▶ GIVEN TASK:
Write out the whole listing again, exactly.

════════════════════

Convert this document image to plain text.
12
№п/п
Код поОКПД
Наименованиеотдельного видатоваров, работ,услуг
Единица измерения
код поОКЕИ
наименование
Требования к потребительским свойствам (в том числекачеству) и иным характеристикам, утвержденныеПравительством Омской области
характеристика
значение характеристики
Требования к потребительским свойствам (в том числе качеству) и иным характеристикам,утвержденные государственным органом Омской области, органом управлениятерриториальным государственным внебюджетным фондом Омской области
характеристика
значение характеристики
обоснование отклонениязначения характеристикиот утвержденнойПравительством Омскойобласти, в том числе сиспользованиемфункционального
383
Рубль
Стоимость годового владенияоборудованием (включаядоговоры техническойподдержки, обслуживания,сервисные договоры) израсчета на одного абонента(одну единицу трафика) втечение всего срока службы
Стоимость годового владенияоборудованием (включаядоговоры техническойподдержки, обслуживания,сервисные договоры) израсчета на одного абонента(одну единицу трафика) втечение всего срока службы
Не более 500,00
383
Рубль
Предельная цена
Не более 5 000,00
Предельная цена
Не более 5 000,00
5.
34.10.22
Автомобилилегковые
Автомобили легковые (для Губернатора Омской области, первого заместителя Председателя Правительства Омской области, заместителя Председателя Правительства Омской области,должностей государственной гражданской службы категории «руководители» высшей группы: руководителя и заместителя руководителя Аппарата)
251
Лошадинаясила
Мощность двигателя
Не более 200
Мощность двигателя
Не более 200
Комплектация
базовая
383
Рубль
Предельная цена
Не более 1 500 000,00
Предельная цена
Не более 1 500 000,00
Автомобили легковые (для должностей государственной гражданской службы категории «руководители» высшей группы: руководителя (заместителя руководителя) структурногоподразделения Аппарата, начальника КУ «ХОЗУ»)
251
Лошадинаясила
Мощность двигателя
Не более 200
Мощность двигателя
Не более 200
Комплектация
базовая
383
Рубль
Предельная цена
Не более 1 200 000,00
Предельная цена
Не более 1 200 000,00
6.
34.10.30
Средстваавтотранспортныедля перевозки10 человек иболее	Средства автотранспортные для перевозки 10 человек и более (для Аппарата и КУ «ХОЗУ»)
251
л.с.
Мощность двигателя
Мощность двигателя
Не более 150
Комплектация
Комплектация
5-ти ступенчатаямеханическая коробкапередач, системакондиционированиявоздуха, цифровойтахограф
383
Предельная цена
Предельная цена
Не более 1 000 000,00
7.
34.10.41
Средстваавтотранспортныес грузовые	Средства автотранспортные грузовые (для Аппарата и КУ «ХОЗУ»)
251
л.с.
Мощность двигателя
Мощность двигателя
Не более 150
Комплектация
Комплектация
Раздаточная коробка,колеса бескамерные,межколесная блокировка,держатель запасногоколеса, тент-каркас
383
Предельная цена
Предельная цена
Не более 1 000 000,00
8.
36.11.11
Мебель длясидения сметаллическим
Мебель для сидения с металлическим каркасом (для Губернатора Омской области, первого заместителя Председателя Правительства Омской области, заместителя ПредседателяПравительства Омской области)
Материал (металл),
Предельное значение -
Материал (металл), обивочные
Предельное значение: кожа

════════════════════

▶ EXERCISE RESULT:
Convert this document image to plain text.
12
№п/п
Код поОКПД
Наименованиеотдельного видатоваров, работ,услуг
Единица измерения
код поОКЕИ
наименование
Требования к потребительским свойствам (в том числекачеству) и иным характеристикам, утвержденныеПравительством Омской области
характеристика
значение характеристики
Требования к потребительским свойствам (в том числе качеству) и иным характеристикам,утвержденные государственным органом Омской области, органом управлениятерриториальным государственным внебюджетным фондом Омской области
характеристика
значение характеристики
обоснование отклонениязначения характеристикиот утвержденнойПравительством Омскойобласти, в том числе сиспользованиемфункционального
383
Рубль
Стоимость годового владенияоборудованием (включаядоговоры техническойподдержки, обслуживания,сервисные договоры) израсчета на одного абонента(одну единицу трафика) втечение всего срока службы
Стоимость годового владенияоборудованием (включаядоговоры техническойподдержки, обслуживания,сервисные договоры) израсчета на одного абонента(одну единицу трафика) втечение всего срока службы
Не более 500,00
383
Рубль
Предельная цена
Не более 5 000,00
Предельная цена
Не более 5 000,00
5.
34.10.22
Автомобилилегковые
Автомобили легковые (для Губернатора Омской области, первого заместителя Председателя Правительства Омской области, заместителя Председателя Правительства Омской области,должностей государственной гражданской службы категории «руководители» высшей группы: руководителя и заместителя руководителя Аппарата)
251
Лошадинаясила
Мощность двигателя
Не более 200
Мощность двигателя
Не более 200
Комплектация
базовая
383
Рубль
Предельная цена
Не более 1 500 000,00
Предельная цена
Не более 1 500 000,00
Автомобили легковые (для должностей государственной гражданской службы категории «руководители» высшей группы: руководителя (заместителя руководителя) структурногоподразделения Аппарата, начальника КУ «ХОЗУ»)
251
Лошадинаясила
Мощность двигателя
Не более 200
Мощность двигателя
Не более 200
Комплектация
базовая
383
Рубль
Предельная цена
Не более 1 200 000,00
Предельная цена
Не более 1 200 000,00
6.
34.10.30
Средстваавтотранспортныедля перевозки10 человек иболее	Средства автотранспортные для перевозки 10 человек и более (для Аппарата и КУ «ХОЗУ»)
251
л.с.
Мощность двигателя
Мощность двигателя
Не более 150
Комплектация
Комплектация
5-ти ступенчатаямеханическая коробкапередач, системакондиционированиявоздуха, цифровойтахограф
383
Предельная цена
Предельная цена
Не более 1 000 000,00
7.
34.10.41
Средстваавтотранспортныес грузовые	Средства автотранспортные грузовые (для Аппарата и КУ «ХОЗУ»)
251
л.с.
Мощность двигателя
Мощность двигателя
Не более 150
Комплектация
Комплектация
Раздаточная коробка,колеса бескамерные,межколесная блокировка,держатель запасногоколеса, тент-каркас
383
Предельная цена
Предельная цена
Не более 1 000 000,00
8.
36.11.11
Мебель длясидения сметаллическим
Мебель для сидения с металлическим каркасом (для Губернатора Омской области, первого заместителя Председателя Правительства Омской области, заместителя ПредседателяПравительства Омской области)
Материал (металл),
Предельное значение -
Материал (металл), обивочные
Предельное значение: кожа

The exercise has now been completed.